### WHAT THE TASK ASKS
Your task is to print all of the data word for word.

--- start of TASK INPUTS ---

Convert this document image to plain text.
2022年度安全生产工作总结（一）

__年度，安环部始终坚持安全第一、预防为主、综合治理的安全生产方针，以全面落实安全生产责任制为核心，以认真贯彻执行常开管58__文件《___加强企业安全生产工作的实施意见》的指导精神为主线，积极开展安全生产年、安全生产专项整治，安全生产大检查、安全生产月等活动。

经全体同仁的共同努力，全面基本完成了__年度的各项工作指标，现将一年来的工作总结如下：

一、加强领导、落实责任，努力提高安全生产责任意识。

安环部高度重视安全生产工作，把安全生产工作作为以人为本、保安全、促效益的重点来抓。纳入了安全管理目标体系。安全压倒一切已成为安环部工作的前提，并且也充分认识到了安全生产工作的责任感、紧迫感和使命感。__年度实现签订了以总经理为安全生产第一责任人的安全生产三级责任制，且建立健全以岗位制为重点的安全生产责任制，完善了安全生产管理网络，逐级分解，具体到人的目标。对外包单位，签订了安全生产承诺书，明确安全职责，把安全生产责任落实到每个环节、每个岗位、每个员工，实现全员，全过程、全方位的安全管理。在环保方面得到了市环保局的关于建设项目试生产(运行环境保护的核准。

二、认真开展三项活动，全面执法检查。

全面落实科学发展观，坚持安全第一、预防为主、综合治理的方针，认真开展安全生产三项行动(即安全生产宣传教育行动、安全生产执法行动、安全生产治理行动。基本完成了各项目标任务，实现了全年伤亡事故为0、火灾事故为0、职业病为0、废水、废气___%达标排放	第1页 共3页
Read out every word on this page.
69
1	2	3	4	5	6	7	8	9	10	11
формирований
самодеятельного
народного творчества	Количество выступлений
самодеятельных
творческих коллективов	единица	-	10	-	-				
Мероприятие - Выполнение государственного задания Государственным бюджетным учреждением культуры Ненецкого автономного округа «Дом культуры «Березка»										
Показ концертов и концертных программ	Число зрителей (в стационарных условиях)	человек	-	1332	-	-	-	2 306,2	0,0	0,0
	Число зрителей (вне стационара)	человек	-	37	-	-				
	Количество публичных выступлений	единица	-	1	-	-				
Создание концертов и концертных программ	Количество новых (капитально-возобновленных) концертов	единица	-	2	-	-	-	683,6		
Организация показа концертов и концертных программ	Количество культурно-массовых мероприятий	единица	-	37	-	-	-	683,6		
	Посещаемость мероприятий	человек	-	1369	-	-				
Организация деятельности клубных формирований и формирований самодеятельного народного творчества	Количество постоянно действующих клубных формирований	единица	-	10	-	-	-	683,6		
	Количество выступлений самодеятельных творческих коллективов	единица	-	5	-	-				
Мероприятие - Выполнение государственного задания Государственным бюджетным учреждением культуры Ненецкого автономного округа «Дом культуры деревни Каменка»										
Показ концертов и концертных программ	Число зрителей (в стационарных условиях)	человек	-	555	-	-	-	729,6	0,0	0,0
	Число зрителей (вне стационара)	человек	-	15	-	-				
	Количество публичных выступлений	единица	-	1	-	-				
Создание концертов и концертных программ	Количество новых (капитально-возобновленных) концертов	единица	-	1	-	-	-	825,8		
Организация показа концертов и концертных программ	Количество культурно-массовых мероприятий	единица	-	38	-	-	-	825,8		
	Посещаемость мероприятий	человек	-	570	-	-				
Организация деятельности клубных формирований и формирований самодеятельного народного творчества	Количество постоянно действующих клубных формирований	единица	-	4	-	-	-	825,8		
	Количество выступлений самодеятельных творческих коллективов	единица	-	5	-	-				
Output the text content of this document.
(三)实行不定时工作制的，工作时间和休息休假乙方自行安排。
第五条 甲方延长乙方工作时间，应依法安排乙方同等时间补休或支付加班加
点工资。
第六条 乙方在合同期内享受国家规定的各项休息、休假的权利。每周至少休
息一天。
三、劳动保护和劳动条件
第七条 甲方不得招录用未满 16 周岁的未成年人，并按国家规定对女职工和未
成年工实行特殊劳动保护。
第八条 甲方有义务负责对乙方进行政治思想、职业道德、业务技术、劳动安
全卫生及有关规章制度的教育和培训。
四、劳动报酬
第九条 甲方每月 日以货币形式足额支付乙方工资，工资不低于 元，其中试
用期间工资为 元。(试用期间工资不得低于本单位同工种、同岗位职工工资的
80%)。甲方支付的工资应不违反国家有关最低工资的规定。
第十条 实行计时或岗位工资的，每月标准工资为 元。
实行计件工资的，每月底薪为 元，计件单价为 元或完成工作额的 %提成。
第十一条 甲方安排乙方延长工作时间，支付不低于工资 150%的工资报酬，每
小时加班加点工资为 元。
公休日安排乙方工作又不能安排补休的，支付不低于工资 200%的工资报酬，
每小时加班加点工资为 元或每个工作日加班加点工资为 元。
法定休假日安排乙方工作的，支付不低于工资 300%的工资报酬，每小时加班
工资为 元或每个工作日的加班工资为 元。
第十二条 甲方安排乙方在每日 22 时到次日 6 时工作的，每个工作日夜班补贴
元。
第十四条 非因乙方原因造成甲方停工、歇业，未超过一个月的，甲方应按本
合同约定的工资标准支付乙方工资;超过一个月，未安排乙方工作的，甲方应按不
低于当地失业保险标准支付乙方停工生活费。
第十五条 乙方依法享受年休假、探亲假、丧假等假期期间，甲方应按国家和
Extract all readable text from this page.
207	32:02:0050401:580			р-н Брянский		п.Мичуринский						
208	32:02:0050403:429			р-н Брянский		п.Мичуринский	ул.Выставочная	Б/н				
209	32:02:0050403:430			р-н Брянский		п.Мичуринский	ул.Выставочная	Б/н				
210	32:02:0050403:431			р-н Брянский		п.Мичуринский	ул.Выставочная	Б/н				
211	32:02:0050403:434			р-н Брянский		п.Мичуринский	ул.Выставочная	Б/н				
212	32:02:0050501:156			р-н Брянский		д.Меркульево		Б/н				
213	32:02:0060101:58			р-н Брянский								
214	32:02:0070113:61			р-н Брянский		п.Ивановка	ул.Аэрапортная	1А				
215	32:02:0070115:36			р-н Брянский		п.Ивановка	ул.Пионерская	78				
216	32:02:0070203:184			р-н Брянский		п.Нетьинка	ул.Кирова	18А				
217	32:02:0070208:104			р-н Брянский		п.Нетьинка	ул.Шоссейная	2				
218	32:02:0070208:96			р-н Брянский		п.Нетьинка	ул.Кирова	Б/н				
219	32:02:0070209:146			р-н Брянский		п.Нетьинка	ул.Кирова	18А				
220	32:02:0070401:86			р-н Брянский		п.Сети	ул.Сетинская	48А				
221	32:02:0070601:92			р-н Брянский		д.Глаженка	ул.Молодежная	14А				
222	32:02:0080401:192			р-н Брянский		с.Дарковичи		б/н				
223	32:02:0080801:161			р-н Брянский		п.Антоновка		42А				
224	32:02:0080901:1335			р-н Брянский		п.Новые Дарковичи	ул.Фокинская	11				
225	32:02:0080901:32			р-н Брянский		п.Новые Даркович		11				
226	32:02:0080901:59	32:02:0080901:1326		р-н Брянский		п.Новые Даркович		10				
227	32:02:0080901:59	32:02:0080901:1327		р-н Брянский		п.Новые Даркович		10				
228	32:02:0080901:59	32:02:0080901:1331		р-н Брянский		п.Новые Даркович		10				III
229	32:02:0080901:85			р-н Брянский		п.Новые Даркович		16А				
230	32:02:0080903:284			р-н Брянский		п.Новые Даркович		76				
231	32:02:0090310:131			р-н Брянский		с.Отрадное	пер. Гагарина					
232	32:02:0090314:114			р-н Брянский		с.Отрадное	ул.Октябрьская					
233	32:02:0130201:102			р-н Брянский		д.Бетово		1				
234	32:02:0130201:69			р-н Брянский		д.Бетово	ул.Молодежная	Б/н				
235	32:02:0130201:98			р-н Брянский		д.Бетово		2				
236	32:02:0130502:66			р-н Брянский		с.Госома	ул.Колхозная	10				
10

--- end of TASK INPUTS ---

### EXERCISE ANSWER
Convert this document image to plain text.
2022年度安全生产工作总结（一）

__年度，安环部始终坚持安全第一、预防为主、综合治理的安全生产方针，以全面落实安全生产责任制为核心，以认真贯彻执行常开管58__文件《___加强企业安全生产工作的实施意见》的指导精神为主线，积极开展安全生产年、安全生产专项整治，安全生产大检查、安全生产月等活动。

经全体同仁的共同努力，全面基本完成了__年度的各项工作指标，现将一年来的工作总结如下：

一、加强领导、落实责任，努力提高安全生产责任意识。

安环部高度重视安全生产工作，把安全生产工作作为以人为本、保安全、促效益的重点来抓。纳入了安全管理目标体系。安全压倒一切已成为安环部工作的前提，并且也充分认识到了安全生产工作的责任感、紧迫感和使命感。__年度实现签订了以总经理为安全生产第一责任人的安全生产三级责任制，且建立健全以岗位制为重点的安全生产责任制，完善了安全生产管理网络，逐级分解，具体到人的目标。对外包单位，签订了安全生产承诺书，明确安全职责，把安全生产责任落实到每个环节、每个岗位、每个员工，实现全员，全过程、全方位的安全管理。在环保方面得到了市环保局的关于建设项目试生产(运行环境保护的核准。

二、认真开展三项活动，全面执法检查。

全面落实科学发展观，坚持安全第一、预防为主、综合治理的方针，认真开展安全生产三项行动(即安全生产宣传教育行动、安全生产执法行动、安全生产治理行动。基本完成了各项目标任务，实现了全年伤亡事故为0、火灾事故为0、职业病为0、废水、废气___%达标排放	第1页 共3页
Read out every word on this page.
69
1	2	3	4	5	6	7	8	9	10	11
формирований
самодеятельного
народного творчества	Количество выступлений
самодеятельных
творческих коллективов	единица	-	10	-	-				
Мероприятие - Выполнение государственного задания Государственным бюджетным учреждением культуры Ненецкого автономного округа «Дом культуры «Березка»										
Показ концертов и концертных программ	Число зрителей (в стационарных условиях)	человек	-	1332	-	-	-	2 306,2	0,0	0,0
	Число зрителей (вне стационара)	человек	-	37	-	-				
	Количество публичных выступлений	единица	-	1	-	-				
Создание концертов и концертных программ	Количество новых (капитально-возобновленных) концертов	единица	-	2	-	-	-	683,6		
Организация показа концертов и концертных программ	Количество культурно-массовых мероприятий	единица	-	37	-	-	-	683,6		
	Посещаемость мероприятий	человек	-	1369	-	-				
Организация деятельности клубных формирований и формирований самодеятельного народного творчества	Количество постоянно действующих клубных формирований	единица	-	10	-	-	-	683,6		
	Количество выступлений самодеятельных творческих коллективов	единица	-	5	-	-				
Мероприятие - Выполнение государственного задания Государственным бюджетным учреждением культуры Ненецкого автономного округа «Дом культуры деревни Каменка»										
Показ концертов и концертных программ	Число зрителей (в стационарных условиях)	человек	-	555	-	-	-	729,6	0,0	0,0
	Число зрителей (вне стационара)	человек	-	15	-	-				
	Количество публичных выступлений	единица	-	1	-	-				
Создание концертов и концертных программ	Количество новых (капитально-возобновленных) концертов	единица	-	1	-	-	-	825,8		
Организация показа концертов и концертных программ	Количество культурно-массовых мероприятий	единица	-	38	-	-	-	825,8		
	Посещаемость мероприятий	человек	-	570	-	-				
Организация деятельности клубных формирований и формирований самодеятельного народного творчества	Количество постоянно действующих клубных формирований	единица	-	4	-	-	-	825,8		
	Количество выступлений самодеятельных творческих коллективов	единица	-	5	-	-				
Output the text content of this document.
(三)实行不定时工作制的，工作时间和休息休假乙方自行安排。
第五条 甲方延长乙方工作时间，应依法安排乙方同等时间补休或支付加班加
点工资。
第六条 乙方在合同期内享受国家规定的各项休息、休假的权利。每周至少休
息一天。
三、劳动保护和劳动条件
第七条 甲方不得招录用未满 16 周岁的未成年人，并按国家规定对女职工和未
成年工实行特殊劳动保护。
第八条 甲方有义务负责对乙方进行政治思想、职业道德、业务技术、劳动安
全卫生及有关规章制度的教育和培训。
四、劳动报酬
第九条 甲方每月 日以货币形式足额支付乙方工资，工资不低于 元，其中试
用期间工资为 元。(试用期间工资不得低于本单位同工种、同岗位职工工资的
80%)。甲方支付的工资应不违反国家有关最低工资的规定。
第十条 实行计时或岗位工资的，每月标准工资为 元。
实行计件工资的，每月底薪为 元，计件单价为 元或完成工作额的 %提成。
第十一条 甲方安排乙方延长工作时间，支付不低于工资 150%的工资报酬，每
小时加班加点工资为 元。
公休日安排乙方工作又不能安排补休的，支付不低于工资 200%的工资报酬，
每小时加班加点工资为 元或每个工作日加班加点工资为 元。
法定休假日安排乙方工作的，支付不低于工资 300%的工资报酬，每小时加班
工资为 元或每个工作日的加班工资为 元。
第十二条 甲方安排乙方在每日 22 时到次日 6 时工作的，每个工作日夜班补贴
元。
第十四条 非因乙方原因造成甲方停工、歇业，未超过一个月的，甲方应按本
合同约定的工资标准支付乙方工资;超过一个月，未安排乙方工作的，甲方应按不
低于当地失业保险标准支付乙方停工生活费。
第十五条 乙方依法享受年休假、探亲假、丧假等假期期间，甲方应按国家和
Extract all readable text from this page.
207	32:02:0050401:580			р-н Брянский		п.Мичуринский						
208	32:02:0050403:429			р-н Брянский		п.Мичуринский	ул.Выставочная	Б/н				
209	32:02:0050403:430			р-н Брянский		п.Мичуринский	ул.Выставочная	Б/н				
210	32:02:0050403:431			р-н Брянский		п.Мичуринский	ул.Выставочная	Б/н				
211	32:02:0050403:434			р-н Брянский		п.Мичуринский	ул.Выставочная	Б/н				
212	32:02:0050501:156			р-н Брянский		д.Меркульево		Б/н				
213	32:02:0060101:58			р-н Брянский								
214	32:02:0070113:61			р-н Брянский		п.Ивановка	ул.Аэрапортная	1А				
215	32:02:0070115:36			р-н Брянский		п.Ивановка	ул.Пионерская	78				
216	32:02:0070203:184			р-н Брянский		п.Нетьинка	ул.Кирова	18А				
217	32:02:0070208:104			р-н Брянский		п.Нетьинка	ул.Шоссейная	2				
218	32:02:0070208:96			р-н Брянский		п.Нетьинка	ул.Кирова	Б/н				
219	32:02:0070209:146			р-н Брянский		п.Нетьинка	ул.Кирова	18А				
220	32:02:0070401:86			р-н Брянский		п.Сети	ул.Сетинская	48А				
221	32:02:0070601:92			р-н Брянский		д.Глаженка	ул.Молодежная	14А				
222	32:02:0080401:192			р-н Брянский		с.Дарковичи		б/н				
223	32:02:0080801:161			р-н Брянский		п.Антоновка		42А				
224	32:02:0080901:1335			р-н Брянский		п.Новые Дарковичи	ул.Фокинская	11				
225	32:02:0080901:32			р-н Брянский		п.Новые Даркович		11				
226	32:02:0080901:59	32:02:0080901:1326		р-н Брянский		п.Новые Даркович		10				
227	32:02:0080901:59	32:02:0080901:1327		р-н Брянский		п.Новые Даркович		10				
228	32:02:0080901:59	32:02:0080901:1331		р-н Брянский		п.Новые Даркович		10				III
229	32:02:0080901:85			р-н Брянский		п.Новые Даркович		16А				
230	32:02:0080903:284			р-н Брянский		п.Новые Даркович		76				
231	32:02:0090310:131			р-н Брянский		с.Отрадное	пер. Гагарина					
232	32:02:0090314:114			р-н Брянский		с.Отрадное	ул.Октябрьская					
233	32:02:0130201:102			р-н Брянский		д.Бетово		1				
234	32:02:0130201:69			р-н Брянский		д.Бетово	ул.Молодежная	Б/н				
235	32:02:0130201:98			р-н Брянский		д.Бетово		2				
236	32:02:0130502:66			р-н Брянский		с.Госома	ул.Колхозная	10				
10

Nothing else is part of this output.